Count the lines in the material below that contain the string "elements", treating uppercase and lowercase as different, and reply with the number alone.

### Data rows
+ + + + + + +

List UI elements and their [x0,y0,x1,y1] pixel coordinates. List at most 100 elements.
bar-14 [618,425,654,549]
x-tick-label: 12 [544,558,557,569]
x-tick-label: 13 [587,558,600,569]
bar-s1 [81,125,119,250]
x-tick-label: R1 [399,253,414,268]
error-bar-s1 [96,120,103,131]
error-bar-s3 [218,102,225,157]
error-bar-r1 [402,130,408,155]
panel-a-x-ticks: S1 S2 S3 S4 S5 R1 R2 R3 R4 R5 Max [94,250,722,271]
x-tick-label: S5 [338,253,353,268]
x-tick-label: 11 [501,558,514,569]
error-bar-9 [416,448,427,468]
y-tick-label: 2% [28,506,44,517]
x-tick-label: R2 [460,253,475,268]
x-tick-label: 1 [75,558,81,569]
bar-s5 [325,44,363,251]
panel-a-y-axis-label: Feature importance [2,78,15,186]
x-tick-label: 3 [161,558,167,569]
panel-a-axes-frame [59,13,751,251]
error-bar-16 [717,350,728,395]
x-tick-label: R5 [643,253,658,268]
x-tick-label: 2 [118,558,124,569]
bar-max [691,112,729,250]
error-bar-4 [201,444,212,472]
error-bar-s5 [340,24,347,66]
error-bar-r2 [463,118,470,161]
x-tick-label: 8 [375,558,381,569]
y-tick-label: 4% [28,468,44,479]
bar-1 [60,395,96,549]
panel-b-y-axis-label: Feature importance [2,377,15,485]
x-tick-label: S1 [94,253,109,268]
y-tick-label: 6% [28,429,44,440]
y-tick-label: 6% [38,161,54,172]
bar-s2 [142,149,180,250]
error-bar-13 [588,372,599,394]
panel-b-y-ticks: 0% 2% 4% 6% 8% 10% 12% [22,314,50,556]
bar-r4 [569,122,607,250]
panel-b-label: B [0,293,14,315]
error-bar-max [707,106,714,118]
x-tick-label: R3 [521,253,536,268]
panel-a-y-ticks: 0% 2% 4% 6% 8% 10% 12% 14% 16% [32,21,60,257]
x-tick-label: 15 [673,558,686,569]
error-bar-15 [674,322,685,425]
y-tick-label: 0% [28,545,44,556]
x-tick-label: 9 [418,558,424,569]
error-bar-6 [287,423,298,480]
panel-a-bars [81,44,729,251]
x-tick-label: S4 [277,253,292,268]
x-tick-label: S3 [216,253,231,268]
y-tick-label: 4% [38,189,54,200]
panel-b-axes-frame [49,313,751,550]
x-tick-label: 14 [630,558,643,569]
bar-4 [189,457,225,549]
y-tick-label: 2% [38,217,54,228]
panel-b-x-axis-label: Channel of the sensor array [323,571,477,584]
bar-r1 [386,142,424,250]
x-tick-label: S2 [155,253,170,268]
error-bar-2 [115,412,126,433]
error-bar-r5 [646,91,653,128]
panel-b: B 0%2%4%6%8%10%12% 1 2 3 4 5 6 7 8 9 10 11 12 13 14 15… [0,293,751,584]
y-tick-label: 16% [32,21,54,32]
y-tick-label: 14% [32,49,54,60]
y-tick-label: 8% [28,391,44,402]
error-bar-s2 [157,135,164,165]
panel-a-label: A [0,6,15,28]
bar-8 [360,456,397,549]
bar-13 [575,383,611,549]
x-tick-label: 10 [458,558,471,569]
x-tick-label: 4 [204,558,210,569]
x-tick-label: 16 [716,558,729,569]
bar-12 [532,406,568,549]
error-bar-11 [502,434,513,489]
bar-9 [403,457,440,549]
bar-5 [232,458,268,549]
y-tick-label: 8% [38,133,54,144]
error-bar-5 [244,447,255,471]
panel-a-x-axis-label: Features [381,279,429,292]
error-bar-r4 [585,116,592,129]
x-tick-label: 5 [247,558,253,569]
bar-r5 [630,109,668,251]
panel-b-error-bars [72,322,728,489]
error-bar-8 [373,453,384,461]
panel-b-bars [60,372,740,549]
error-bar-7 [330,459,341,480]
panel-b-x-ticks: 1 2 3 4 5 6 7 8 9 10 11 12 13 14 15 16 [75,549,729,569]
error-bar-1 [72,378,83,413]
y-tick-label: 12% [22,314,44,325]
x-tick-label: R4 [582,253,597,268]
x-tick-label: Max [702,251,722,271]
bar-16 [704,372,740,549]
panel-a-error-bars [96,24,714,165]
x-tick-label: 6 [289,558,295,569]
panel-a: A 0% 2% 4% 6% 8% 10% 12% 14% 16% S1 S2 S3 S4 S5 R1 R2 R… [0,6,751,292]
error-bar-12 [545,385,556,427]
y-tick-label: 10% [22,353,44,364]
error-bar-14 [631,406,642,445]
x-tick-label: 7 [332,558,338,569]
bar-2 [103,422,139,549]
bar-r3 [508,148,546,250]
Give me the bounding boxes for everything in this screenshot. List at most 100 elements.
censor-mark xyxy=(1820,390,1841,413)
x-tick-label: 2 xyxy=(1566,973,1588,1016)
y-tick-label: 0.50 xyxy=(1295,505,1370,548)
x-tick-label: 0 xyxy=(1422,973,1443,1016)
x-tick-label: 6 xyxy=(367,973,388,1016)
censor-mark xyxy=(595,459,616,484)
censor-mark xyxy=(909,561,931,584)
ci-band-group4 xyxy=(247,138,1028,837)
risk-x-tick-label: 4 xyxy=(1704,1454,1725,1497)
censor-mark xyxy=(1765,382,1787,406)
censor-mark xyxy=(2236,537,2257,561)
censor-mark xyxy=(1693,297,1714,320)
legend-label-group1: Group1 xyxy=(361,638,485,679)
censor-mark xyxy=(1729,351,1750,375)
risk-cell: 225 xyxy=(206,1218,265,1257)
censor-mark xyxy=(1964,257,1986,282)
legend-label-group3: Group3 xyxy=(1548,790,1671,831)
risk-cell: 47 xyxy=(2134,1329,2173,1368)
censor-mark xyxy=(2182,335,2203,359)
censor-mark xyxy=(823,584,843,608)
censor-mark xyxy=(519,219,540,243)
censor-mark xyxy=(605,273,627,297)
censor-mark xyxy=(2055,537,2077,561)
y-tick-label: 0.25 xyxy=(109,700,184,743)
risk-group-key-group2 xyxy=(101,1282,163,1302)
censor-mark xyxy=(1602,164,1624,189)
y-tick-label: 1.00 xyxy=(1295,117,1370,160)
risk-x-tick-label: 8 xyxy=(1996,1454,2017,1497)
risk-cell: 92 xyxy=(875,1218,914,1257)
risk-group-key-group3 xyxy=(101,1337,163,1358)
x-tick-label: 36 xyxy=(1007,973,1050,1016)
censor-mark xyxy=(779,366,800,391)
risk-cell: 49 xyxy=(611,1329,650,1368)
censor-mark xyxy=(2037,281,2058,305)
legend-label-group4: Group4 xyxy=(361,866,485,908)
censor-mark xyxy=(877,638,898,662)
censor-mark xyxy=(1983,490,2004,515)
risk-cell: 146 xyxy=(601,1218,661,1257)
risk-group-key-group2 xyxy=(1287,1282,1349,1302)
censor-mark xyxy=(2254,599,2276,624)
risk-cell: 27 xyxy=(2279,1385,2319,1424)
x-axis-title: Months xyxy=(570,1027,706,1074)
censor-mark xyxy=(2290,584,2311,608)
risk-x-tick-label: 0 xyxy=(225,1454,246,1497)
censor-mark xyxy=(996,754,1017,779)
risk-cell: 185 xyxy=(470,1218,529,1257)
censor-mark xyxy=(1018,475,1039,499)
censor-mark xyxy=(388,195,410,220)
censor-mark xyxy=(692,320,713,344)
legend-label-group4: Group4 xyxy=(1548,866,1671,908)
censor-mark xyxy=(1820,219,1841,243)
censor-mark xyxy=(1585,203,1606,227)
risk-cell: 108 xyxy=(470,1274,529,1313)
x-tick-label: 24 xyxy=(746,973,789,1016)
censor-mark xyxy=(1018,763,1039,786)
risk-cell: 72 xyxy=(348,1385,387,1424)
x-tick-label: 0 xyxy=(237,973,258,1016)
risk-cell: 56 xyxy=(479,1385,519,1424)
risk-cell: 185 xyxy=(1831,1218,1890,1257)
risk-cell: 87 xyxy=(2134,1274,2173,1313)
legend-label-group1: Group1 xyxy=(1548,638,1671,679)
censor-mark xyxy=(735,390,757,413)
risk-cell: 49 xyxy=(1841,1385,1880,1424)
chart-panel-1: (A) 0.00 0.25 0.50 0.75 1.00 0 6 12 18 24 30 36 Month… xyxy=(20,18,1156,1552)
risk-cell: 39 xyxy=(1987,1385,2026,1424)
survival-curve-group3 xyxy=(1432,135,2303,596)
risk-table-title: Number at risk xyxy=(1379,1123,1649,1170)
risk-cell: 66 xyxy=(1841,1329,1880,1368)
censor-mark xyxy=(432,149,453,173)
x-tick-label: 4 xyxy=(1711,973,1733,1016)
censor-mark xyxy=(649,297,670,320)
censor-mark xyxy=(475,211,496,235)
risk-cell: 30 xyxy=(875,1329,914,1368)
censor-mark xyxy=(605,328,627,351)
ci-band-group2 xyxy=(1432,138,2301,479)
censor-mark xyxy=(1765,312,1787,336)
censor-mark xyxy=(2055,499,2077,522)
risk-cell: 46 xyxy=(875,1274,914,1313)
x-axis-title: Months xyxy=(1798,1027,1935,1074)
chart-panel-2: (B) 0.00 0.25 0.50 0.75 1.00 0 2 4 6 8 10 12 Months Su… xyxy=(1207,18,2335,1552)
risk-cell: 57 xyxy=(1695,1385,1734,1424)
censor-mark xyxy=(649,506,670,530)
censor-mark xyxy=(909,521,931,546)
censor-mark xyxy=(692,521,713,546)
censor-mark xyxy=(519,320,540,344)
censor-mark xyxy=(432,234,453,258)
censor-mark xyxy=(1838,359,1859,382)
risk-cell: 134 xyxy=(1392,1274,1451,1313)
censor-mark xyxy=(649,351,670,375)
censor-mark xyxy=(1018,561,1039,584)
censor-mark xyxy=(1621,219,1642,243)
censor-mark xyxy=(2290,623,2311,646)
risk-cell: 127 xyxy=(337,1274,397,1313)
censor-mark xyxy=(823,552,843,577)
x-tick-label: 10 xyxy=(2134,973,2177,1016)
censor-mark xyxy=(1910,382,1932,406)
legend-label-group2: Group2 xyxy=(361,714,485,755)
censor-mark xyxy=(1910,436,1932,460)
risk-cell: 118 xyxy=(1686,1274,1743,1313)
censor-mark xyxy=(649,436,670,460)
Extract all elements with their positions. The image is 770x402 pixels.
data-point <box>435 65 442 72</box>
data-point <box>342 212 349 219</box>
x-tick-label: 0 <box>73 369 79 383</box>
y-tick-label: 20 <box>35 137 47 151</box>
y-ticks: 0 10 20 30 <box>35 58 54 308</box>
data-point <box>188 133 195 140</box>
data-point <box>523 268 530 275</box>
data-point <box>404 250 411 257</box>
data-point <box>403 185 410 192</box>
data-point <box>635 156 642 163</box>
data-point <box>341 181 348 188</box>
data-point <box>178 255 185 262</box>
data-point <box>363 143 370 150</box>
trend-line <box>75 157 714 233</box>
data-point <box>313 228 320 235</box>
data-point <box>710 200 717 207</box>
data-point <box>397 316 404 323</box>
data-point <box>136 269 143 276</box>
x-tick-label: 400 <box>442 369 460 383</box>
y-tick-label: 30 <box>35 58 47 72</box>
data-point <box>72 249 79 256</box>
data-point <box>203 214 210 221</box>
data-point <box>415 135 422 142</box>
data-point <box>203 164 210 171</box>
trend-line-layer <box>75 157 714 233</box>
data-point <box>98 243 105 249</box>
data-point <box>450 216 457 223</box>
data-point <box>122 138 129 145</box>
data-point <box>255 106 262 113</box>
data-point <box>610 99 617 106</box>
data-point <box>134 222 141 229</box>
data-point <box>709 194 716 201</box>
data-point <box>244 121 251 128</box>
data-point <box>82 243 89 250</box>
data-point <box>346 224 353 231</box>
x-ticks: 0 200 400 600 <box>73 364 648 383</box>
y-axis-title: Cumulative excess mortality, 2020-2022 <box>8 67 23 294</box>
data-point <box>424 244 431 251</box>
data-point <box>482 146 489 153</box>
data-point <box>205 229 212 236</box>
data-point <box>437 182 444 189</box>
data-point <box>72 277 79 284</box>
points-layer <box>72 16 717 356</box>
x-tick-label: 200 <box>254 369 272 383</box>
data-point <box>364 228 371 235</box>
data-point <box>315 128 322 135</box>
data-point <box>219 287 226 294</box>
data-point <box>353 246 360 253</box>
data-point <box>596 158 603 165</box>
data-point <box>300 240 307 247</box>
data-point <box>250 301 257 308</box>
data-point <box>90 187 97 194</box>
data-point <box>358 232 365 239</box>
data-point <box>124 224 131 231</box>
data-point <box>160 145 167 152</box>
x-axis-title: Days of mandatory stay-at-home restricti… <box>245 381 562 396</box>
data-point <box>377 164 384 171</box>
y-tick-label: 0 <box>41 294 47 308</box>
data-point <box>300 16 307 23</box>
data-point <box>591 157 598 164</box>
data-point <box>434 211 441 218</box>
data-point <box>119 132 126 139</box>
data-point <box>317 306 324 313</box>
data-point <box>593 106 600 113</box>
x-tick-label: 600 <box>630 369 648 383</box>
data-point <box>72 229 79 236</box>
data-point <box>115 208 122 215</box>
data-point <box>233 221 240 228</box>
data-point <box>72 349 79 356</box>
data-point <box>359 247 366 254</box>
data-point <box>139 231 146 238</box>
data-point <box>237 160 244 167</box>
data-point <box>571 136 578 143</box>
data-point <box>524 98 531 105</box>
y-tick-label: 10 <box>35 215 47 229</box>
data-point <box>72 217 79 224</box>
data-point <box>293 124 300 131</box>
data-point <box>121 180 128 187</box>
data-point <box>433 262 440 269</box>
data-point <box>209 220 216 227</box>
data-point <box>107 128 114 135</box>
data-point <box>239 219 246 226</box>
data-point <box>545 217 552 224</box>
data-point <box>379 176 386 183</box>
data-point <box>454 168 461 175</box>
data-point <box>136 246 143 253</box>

+ + + + + + +

### Expected answer
3